Data items:

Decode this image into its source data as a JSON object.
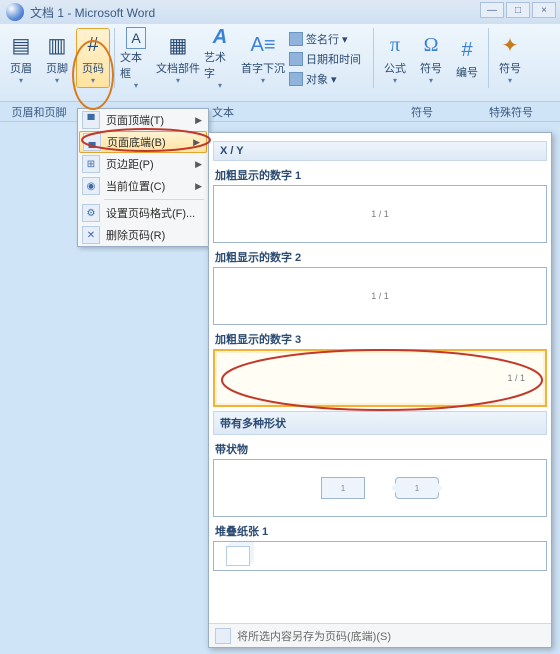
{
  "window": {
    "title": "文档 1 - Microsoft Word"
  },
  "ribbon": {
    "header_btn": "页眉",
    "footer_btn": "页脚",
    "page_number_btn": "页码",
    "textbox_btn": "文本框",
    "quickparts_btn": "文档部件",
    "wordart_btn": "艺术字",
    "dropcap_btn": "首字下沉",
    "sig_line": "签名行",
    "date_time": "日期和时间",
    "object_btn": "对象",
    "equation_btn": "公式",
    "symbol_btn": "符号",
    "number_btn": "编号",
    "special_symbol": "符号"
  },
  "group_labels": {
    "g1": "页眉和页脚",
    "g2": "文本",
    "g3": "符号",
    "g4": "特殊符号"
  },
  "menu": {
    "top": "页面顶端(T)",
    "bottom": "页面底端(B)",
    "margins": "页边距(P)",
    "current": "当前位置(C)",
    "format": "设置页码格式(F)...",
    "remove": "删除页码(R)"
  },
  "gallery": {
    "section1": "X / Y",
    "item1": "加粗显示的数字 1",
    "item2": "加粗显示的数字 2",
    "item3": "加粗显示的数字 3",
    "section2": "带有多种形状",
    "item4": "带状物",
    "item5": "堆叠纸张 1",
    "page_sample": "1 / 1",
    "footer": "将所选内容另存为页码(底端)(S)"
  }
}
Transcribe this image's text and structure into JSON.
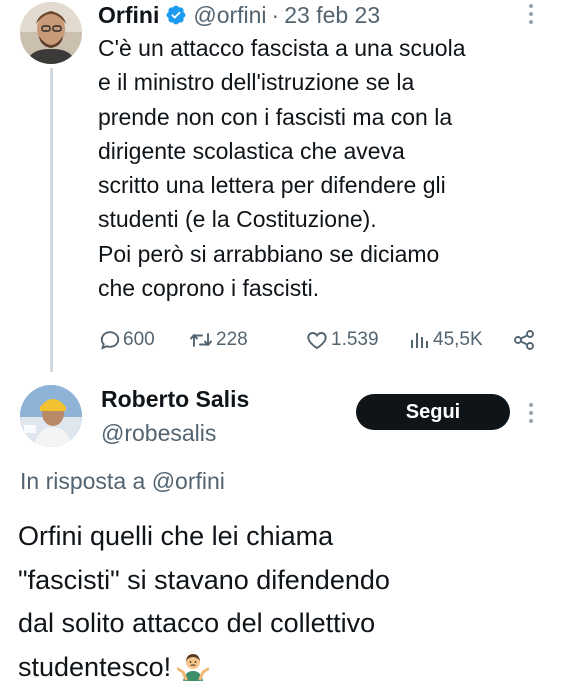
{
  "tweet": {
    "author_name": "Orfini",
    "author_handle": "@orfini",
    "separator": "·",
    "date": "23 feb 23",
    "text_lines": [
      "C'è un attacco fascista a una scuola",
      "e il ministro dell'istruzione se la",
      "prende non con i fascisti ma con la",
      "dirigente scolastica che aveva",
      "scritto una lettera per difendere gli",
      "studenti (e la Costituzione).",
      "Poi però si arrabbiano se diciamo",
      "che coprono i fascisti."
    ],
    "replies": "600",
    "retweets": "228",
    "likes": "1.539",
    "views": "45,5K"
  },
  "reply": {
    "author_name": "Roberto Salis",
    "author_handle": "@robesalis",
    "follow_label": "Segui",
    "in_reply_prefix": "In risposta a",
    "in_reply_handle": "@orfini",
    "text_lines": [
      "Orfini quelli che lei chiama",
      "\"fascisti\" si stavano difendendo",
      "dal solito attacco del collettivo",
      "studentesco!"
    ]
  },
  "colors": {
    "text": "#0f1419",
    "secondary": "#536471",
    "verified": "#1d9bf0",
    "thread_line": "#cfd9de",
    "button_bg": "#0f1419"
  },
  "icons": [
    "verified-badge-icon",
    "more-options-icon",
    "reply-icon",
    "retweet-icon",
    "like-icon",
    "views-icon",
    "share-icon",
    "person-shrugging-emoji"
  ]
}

TASK DESCRIPTION
Drop the images and quote the entries word for word.

FINISHED ANSWER
Decode this image into its source data as a JSON object.
{
  "window": {
    "title": "文档 1 - Microsoft Word"
  },
  "ribbon": {
    "header_btn": "页眉",
    "footer_btn": "页脚",
    "page_number_btn": "页码",
    "textbox_btn": "文本框",
    "quickparts_btn": "文档部件",
    "wordart_btn": "艺术字",
    "dropcap_btn": "首字下沉",
    "sig_line": "签名行",
    "date_time": "日期和时间",
    "object_btn": "对象",
    "equation_btn": "公式",
    "symbol_btn": "符号",
    "number_btn": "编号",
    "special_symbol": "符号"
  },
  "group_labels": {
    "g1": "页眉和页脚",
    "g2": "文本",
    "g3": "符号",
    "g4": "特殊符号"
  },
  "menu": {
    "top": "页面顶端(T)",
    "bottom": "页面底端(B)",
    "margins": "页边距(P)",
    "current": "当前位置(C)",
    "format": "设置页码格式(F)...",
    "remove": "删除页码(R)"
  },
  "gallery": {
    "section1": "X / Y",
    "item1": "加粗显示的数字 1",
    "item2": "加粗显示的数字 2",
    "item3": "加粗显示的数字 3",
    "section2": "带有多种形状",
    "item4": "带状物",
    "item5": "堆叠纸张 1",
    "page_sample": "1 / 1",
    "footer": "将所选内容另存为页码(底端)(S)"
  }
}
Transcribe this image's text and structure into JSON.
{
  "tweet": {
    "author_name": "Orfini",
    "author_handle": "@orfini",
    "separator": "·",
    "date": "23 feb 23",
    "text_lines": [
      "C'è un attacco fascista a una scuola",
      "e il ministro dell'istruzione se la",
      "prende non con i fascisti ma con la",
      "dirigente scolastica che aveva",
      "scritto una lettera per difendere gli",
      "studenti (e la Costituzione).",
      "Poi però si arrabbiano se diciamo",
      "che coprono i fascisti."
    ],
    "replies": "600",
    "retweets": "228",
    "likes": "1.539",
    "views": "45,5K"
  },
  "reply": {
    "author_name": "Roberto Salis",
    "author_handle": "@robesalis",
    "follow_label": "Segui",
    "in_reply_prefix": "In risposta a",
    "in_reply_handle": "@orfini",
    "text_lines": [
      "Orfini quelli che lei chiama",
      "\"fascisti\" si stavano difendendo",
      "dal solito attacco del collettivo",
      "studentesco!"
    ]
  },
  "colors": {
    "text": "#0f1419",
    "secondary": "#536471",
    "verified": "#1d9bf0",
    "thread_line": "#cfd9de",
    "button_bg": "#0f1419"
  },
  "icons": [
    "verified-badge-icon",
    "more-options-icon",
    "reply-icon",
    "retweet-icon",
    "like-icon",
    "views-icon",
    "share-icon",
    "person-shrugging-emoji"
  ]
}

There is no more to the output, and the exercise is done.